▶ **What this task involves**
Please copy every line of the records below that holds the word "科冠志愿研习社".

▬▬▬▬▬▬▬▬▬▬

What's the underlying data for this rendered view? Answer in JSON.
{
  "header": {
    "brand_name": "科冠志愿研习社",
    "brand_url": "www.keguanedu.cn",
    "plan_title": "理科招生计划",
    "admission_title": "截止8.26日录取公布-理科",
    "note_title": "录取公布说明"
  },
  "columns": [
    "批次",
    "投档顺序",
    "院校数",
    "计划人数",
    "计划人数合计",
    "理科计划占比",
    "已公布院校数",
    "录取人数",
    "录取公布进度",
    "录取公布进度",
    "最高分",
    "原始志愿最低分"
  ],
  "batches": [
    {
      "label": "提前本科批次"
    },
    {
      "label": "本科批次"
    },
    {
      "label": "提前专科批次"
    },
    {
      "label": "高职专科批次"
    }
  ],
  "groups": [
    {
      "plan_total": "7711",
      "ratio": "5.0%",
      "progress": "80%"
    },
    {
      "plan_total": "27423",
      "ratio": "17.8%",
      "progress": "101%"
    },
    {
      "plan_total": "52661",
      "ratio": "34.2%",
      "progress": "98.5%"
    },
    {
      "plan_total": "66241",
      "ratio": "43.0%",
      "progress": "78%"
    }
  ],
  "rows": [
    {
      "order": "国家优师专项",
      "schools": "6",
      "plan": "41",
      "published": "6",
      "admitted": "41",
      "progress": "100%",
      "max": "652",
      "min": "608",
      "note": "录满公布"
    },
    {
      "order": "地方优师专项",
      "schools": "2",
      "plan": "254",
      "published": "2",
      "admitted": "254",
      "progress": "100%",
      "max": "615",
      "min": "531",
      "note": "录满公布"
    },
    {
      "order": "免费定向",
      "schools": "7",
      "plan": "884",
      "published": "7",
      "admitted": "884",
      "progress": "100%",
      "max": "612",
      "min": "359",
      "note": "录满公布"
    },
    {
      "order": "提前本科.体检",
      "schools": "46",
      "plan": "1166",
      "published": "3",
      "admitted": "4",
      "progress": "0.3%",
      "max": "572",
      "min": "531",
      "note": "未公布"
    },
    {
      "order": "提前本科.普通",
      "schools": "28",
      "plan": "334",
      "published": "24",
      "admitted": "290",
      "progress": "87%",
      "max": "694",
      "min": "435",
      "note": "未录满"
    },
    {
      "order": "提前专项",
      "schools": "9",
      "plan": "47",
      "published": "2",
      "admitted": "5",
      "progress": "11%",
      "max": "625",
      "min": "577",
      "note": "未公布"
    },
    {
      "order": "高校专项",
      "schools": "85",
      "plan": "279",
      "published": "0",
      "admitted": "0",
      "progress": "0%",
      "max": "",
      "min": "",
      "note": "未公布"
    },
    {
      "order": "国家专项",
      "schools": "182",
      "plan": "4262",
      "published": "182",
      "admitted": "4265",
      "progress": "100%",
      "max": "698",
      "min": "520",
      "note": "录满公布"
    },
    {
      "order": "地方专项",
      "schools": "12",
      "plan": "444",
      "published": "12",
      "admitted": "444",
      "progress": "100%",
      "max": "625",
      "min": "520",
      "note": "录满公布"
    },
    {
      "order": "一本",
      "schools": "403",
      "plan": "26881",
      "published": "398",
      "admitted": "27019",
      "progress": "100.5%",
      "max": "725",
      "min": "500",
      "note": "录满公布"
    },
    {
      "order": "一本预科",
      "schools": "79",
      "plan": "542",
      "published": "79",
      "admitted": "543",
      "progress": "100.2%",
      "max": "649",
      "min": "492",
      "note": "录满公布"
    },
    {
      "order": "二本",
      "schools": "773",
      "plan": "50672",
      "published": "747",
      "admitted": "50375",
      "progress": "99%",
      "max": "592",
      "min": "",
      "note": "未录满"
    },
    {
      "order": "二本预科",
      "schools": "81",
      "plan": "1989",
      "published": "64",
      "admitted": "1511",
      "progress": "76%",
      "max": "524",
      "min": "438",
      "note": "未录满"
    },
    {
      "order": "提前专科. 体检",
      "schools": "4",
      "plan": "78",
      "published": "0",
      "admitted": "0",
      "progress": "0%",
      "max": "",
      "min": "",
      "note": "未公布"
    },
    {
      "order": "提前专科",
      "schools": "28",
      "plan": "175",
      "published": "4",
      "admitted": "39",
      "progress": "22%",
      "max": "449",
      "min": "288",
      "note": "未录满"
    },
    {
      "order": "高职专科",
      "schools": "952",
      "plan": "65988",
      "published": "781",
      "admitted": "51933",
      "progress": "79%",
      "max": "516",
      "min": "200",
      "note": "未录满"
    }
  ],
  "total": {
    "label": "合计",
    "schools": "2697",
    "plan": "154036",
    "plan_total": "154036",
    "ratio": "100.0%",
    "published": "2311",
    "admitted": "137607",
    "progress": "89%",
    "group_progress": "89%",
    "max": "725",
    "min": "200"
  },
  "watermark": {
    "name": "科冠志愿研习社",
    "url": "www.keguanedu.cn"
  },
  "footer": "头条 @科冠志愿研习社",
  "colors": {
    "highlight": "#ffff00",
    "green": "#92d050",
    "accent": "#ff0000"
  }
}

▬▬▬▬▬▬▬▬▬▬

▶ **Solution to this task**
    "brand_name": "科冠志愿研习社",
    "name": "科冠志愿研习社",
  "footer": "头条 @科冠志愿研习社",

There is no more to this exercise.